■ **Items from a dataset**
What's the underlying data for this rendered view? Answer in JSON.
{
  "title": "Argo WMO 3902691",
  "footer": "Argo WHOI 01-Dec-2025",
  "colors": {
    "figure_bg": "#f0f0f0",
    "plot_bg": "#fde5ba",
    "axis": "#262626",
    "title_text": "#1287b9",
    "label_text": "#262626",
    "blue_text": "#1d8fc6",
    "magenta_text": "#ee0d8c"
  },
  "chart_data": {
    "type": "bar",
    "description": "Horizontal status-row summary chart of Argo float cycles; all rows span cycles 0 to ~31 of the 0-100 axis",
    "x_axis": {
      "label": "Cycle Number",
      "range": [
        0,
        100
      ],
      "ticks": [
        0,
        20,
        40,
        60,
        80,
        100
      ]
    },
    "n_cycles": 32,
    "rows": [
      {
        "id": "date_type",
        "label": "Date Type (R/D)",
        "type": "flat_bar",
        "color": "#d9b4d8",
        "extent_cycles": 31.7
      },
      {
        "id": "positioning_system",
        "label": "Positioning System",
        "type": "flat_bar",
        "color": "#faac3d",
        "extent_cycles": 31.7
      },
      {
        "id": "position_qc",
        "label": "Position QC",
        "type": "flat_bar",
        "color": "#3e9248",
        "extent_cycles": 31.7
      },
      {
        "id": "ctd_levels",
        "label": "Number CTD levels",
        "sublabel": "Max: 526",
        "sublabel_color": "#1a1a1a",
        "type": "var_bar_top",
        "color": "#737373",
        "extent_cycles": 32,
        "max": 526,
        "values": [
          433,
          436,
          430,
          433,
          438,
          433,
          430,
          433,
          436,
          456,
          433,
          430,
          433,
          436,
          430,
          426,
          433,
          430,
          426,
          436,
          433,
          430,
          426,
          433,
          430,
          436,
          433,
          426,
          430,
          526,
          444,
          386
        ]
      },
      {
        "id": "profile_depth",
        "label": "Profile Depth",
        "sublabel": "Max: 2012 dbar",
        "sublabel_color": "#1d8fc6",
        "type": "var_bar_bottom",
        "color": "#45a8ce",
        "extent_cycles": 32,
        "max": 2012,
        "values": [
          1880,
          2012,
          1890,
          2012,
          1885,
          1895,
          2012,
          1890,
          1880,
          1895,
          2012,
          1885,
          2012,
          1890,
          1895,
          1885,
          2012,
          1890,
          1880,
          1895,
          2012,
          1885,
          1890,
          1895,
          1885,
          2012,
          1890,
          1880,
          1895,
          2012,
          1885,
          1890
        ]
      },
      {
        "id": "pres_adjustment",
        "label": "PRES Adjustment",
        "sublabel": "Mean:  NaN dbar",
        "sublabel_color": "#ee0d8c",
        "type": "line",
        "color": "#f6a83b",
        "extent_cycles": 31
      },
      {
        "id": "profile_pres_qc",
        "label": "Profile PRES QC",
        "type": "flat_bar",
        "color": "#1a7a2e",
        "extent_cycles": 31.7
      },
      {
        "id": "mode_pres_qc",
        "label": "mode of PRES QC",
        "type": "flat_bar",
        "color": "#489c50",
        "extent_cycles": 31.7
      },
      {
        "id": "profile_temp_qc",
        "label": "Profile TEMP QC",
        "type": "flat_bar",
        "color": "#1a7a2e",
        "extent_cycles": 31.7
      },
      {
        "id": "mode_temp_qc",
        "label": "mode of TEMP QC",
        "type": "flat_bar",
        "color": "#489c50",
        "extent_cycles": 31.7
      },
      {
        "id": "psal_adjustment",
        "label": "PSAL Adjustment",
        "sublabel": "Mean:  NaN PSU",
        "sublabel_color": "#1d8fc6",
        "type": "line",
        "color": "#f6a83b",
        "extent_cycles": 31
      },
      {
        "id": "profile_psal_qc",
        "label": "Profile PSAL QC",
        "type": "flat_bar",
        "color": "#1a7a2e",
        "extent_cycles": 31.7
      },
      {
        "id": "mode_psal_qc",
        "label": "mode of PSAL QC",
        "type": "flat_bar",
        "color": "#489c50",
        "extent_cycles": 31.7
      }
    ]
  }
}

■ **STATED EXERCISE**
In full and verbatim, repeat the records given above.

■ **RESULT OF THE EXERCISE**
What's the underlying data for this rendered view? Answer in JSON.
{
  "title": "Argo WMO 3902691",
  "footer": "Argo WHOI 01-Dec-2025",
  "colors": {
    "figure_bg": "#f0f0f0",
    "plot_bg": "#fde5ba",
    "axis": "#262626",
    "title_text": "#1287b9",
    "label_text": "#262626",
    "blue_text": "#1d8fc6",
    "magenta_text": "#ee0d8c"
  },
  "chart_data": {
    "type": "bar",
    "description": "Horizontal status-row summary chart of Argo float cycles; all rows span cycles 0 to ~31 of the 0-100 axis",
    "x_axis": {
      "label": "Cycle Number",
      "range": [
        0,
        100
      ],
      "ticks": [
        0,
        20,
        40,
        60,
        80,
        100
      ]
    },
    "n_cycles": 32,
    "rows": [
      {
        "id": "date_type",
        "label": "Date Type (R/D)",
        "type": "flat_bar",
        "color": "#d9b4d8",
        "extent_cycles": 31.7
      },
      {
        "id": "positioning_system",
        "label": "Positioning System",
        "type": "flat_bar",
        "color": "#faac3d",
        "extent_cycles": 31.7
      },
      {
        "id": "position_qc",
        "label": "Position QC",
        "type": "flat_bar",
        "color": "#3e9248",
        "extent_cycles": 31.7
      },
      {
        "id": "ctd_levels",
        "label": "Number CTD levels",
        "sublabel": "Max: 526",
        "sublabel_color": "#1a1a1a",
        "type": "var_bar_top",
        "color": "#737373",
        "extent_cycles": 32,
        "max": 526,
        "values": [
          433,
          436,
          430,
          433,
          438,
          433,
          430,
          433,
          436,
          456,
          433,
          430,
          433,
          436,
          430,
          426,
          433,
          430,
          426,
          436,
          433,
          430,
          426,
          433,
          430,
          436,
          433,
          426,
          430,
          526,
          444,
          386
        ]
      },
      {
        "id": "profile_depth",
        "label": "Profile Depth",
        "sublabel": "Max: 2012 dbar",
        "sublabel_color": "#1d8fc6",
        "type": "var_bar_bottom",
        "color": "#45a8ce",
        "extent_cycles": 32,
        "max": 2012,
        "values": [
          1880,
          2012,
          1890,
          2012,
          1885,
          1895,
          2012,
          1890,
          1880,
          1895,
          2012,
          1885,
          2012,
          1890,
          1895,
          1885,
          2012,
          1890,
          1880,
          1895,
          2012,
          1885,
          1890,
          1895,
          1885,
          2012,
          1890,
          1880,
          1895,
          2012,
          1885,
          1890
        ]
      },
      {
        "id": "pres_adjustment",
        "label": "PRES Adjustment",
        "sublabel": "Mean:  NaN dbar",
        "sublabel_color": "#ee0d8c",
        "type": "line",
        "color": "#f6a83b",
        "extent_cycles": 31
      },
      {
        "id": "profile_pres_qc",
        "label": "Profile PRES QC",
        "type": "flat_bar",
        "color": "#1a7a2e",
        "extent_cycles": 31.7
      },
      {
        "id": "mode_pres_qc",
        "label": "mode of PRES QC",
        "type": "flat_bar",
        "color": "#489c50",
        "extent_cycles": 31.7
      },
      {
        "id": "profile_temp_qc",
        "label": "Profile TEMP QC",
        "type": "flat_bar",
        "color": "#1a7a2e",
        "extent_cycles": 31.7
      },
      {
        "id": "mode_temp_qc",
        "label": "mode of TEMP QC",
        "type": "flat_bar",
        "color": "#489c50",
        "extent_cycles": 31.7
      },
      {
        "id": "psal_adjustment",
        "label": "PSAL Adjustment",
        "sublabel": "Mean:  NaN PSU",
        "sublabel_color": "#1d8fc6",
        "type": "line",
        "color": "#f6a83b",
        "extent_cycles": 31
      },
      {
        "id": "profile_psal_qc",
        "label": "Profile PSAL QC",
        "type": "flat_bar",
        "color": "#1a7a2e",
        "extent_cycles": 31.7
      },
      {
        "id": "mode_psal_qc",
        "label": "mode of PSAL QC",
        "type": "flat_bar",
        "color": "#489c50",
        "extent_cycles": 31.7
      }
    ]
  }
}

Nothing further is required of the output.